- Source passage:
.....

Running DataNode instances are not able to talk to the server because of some networking of hadoop-based issues (check logs that include datanode info)
There is no hard disk space specified in configured data directories for DataNode instances or DataNode instances have run out of space. (check dfs.data.dir // delete old files if any)
Specified reserved spaces for DataNode instances in dfs.datanode.du.reserved is more than the free space which makes DataNode instances to understand there is no enough free space.
There is no enough threads for DataNode instances (check datanode logs and dfs.datanode.handler.count value)
Make sure dfs.data.transfer.protection is not equal to “authentication” and dfs.encrypt.data.transfer is equal to true.
Also please:
Verify the status of NameNode and DataNode services and check the related logs
Verify if core-site.xml has correct fs.defaultFS value and hdfs-site.xml has a valid value.
Verify hdfs-site.xml has dfs.namenode.http-address.. for all NameNode instances specified in case of PHD HA configuration.
Verify if the permissions on the directories are correct
Ref: https://wiki.apache.org/hadoop/CouldOnlyBeReplicatedTo
Ref: https://support.pivotal.io/hc/en-us/articles/201846688-HDFS-reports-Configured-Capacity-0-0-B-for-datanode
Also, please check: Writing to HDFS from Java, getting "could only be replicated to 0 nodes instead of minReplication"

.....

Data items
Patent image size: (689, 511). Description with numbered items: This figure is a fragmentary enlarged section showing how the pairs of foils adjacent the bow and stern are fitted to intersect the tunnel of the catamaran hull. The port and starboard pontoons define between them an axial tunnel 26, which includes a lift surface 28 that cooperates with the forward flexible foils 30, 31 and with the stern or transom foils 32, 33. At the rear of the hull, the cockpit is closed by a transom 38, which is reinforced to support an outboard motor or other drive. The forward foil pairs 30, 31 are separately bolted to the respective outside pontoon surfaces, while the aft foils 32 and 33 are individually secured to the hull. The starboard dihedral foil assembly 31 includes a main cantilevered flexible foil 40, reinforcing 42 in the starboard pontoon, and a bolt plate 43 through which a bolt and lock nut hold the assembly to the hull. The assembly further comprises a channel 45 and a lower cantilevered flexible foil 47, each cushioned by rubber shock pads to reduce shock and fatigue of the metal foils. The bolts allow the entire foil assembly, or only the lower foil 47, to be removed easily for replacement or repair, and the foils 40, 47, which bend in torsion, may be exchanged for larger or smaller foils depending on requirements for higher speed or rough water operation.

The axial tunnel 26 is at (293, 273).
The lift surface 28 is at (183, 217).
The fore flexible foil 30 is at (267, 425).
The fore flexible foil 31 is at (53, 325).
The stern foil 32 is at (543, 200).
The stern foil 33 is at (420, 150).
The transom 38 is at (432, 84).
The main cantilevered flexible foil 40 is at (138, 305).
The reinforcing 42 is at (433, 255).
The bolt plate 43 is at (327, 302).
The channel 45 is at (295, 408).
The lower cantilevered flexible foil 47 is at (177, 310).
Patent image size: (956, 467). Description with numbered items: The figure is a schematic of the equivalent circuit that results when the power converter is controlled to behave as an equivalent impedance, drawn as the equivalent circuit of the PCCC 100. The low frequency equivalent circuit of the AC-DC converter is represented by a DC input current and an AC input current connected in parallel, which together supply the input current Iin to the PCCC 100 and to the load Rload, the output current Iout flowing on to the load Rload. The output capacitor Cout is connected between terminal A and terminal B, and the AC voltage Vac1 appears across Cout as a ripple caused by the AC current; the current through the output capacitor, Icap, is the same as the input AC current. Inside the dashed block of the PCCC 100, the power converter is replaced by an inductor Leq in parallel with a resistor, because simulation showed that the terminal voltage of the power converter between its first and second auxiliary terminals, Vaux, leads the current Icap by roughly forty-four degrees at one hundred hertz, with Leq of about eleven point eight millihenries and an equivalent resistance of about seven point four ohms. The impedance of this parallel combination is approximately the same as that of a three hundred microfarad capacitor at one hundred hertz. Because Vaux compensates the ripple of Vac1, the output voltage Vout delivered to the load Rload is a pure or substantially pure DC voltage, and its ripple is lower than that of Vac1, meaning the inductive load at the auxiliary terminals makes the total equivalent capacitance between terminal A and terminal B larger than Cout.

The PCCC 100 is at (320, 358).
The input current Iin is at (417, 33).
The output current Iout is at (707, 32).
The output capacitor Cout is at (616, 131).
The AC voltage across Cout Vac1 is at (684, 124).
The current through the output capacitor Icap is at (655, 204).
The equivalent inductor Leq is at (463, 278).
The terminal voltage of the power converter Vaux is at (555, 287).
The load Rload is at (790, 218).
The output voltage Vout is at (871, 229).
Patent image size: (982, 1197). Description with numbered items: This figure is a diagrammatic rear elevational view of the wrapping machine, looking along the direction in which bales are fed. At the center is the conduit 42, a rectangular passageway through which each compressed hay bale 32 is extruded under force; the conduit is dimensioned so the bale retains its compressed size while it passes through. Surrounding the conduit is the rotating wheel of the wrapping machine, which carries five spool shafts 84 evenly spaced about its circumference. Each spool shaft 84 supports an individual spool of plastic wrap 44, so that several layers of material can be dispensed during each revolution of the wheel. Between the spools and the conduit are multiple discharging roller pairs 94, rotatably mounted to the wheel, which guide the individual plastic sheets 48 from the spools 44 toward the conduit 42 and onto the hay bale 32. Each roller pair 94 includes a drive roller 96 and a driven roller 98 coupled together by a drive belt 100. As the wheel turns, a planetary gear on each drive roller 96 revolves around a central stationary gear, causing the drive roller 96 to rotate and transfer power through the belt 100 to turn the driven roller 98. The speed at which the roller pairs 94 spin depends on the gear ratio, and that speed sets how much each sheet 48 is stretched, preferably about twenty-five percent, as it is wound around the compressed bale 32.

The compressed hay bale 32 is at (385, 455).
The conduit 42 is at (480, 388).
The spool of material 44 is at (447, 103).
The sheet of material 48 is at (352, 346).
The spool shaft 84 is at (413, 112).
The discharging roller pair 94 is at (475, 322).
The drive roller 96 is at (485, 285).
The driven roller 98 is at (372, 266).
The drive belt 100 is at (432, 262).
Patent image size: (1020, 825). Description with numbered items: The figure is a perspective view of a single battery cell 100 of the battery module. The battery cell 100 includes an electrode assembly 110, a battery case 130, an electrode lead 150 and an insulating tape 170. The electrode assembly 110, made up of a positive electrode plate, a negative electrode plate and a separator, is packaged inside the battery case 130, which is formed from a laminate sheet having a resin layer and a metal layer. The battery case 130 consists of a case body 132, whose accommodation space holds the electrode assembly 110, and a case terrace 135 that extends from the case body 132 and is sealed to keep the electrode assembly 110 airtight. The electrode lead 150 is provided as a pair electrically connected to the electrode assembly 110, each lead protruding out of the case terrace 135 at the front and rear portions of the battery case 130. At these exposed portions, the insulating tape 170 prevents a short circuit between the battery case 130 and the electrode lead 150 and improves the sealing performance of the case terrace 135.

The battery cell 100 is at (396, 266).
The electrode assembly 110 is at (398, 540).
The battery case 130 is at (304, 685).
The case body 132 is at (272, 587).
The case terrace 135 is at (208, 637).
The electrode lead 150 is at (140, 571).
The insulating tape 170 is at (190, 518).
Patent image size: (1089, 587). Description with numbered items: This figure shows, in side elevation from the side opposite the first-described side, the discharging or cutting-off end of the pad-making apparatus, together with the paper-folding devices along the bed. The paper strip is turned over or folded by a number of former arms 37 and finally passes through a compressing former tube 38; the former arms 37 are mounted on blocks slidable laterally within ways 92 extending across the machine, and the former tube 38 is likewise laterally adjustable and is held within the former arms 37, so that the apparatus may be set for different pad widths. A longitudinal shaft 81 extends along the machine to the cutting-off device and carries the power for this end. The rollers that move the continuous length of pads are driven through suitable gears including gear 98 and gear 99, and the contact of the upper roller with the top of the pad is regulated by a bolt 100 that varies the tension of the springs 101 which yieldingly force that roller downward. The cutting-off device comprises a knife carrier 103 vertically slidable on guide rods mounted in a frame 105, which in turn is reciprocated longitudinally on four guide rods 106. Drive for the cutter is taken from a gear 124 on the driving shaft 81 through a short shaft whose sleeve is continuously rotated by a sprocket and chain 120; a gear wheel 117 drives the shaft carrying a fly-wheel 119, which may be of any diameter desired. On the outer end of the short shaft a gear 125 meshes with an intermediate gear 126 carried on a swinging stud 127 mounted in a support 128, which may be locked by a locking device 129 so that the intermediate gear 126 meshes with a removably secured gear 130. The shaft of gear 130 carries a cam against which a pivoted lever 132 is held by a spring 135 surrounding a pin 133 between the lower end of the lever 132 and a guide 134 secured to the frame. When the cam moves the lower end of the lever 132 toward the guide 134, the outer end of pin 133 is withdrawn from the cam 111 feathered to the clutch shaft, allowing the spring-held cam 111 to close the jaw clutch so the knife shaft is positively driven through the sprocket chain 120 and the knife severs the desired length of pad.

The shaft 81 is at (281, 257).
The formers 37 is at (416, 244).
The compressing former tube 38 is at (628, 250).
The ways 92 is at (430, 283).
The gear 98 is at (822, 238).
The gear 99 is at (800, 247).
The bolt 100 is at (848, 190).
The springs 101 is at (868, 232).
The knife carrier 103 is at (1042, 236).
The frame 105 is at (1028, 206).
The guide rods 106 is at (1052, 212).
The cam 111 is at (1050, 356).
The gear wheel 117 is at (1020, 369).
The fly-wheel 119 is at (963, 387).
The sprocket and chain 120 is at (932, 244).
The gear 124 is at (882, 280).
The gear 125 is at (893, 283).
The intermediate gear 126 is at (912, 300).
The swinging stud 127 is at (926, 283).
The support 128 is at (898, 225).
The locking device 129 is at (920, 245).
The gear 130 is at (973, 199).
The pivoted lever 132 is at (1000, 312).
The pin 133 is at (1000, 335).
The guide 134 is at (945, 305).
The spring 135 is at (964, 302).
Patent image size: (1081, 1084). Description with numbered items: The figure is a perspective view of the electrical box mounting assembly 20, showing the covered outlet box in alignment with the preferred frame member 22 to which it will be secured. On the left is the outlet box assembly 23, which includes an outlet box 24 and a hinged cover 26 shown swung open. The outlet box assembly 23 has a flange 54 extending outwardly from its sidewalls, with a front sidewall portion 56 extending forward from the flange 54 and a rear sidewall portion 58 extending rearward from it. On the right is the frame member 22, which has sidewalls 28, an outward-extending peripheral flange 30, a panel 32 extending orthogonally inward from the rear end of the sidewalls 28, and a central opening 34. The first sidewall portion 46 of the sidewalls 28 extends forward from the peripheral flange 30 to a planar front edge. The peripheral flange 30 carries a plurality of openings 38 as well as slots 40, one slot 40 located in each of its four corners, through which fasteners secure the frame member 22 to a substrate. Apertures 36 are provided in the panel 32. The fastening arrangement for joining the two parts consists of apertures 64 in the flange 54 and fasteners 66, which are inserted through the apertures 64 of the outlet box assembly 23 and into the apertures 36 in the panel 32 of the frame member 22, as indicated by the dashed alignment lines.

.....

- Task goal:
Extend the troubleshooting notes on HDFS DataNode failures above, starting after their final line.

- Exercise result:
Another reason could be that your Datanode machine hasn't exposed the port(50010 by default). In my case, I was trying to write a file from Machine1 to HDFS running on a Docker container C1 which was hosted on Machine2.
For the host machine to forward the requests to the services running on the container, the port forwarding should be taken care of. I could resolve the issue after forwarding the port 50010 from host machine to guest machine.
Check if the jps command on the computers which run the datanodes show that the datanodes are running. If they are running, then it means that they could not connect with the namenode and hence the namenode thinks there are no datanodes in the hadoop system.
In such a case, after running start-dfs.sh, run netstat -ntlp in the master node. 9000 is the port number most tutorials tells you to specify in core-site.xml. So if you see a line like this in the output of netstat
tcp 0 0 120.0.1.1:9000 0.0.0.0:* LISTEN 4209/java
then you have a problem with the host alias. I had the same problem, so I'll state how it was resolved.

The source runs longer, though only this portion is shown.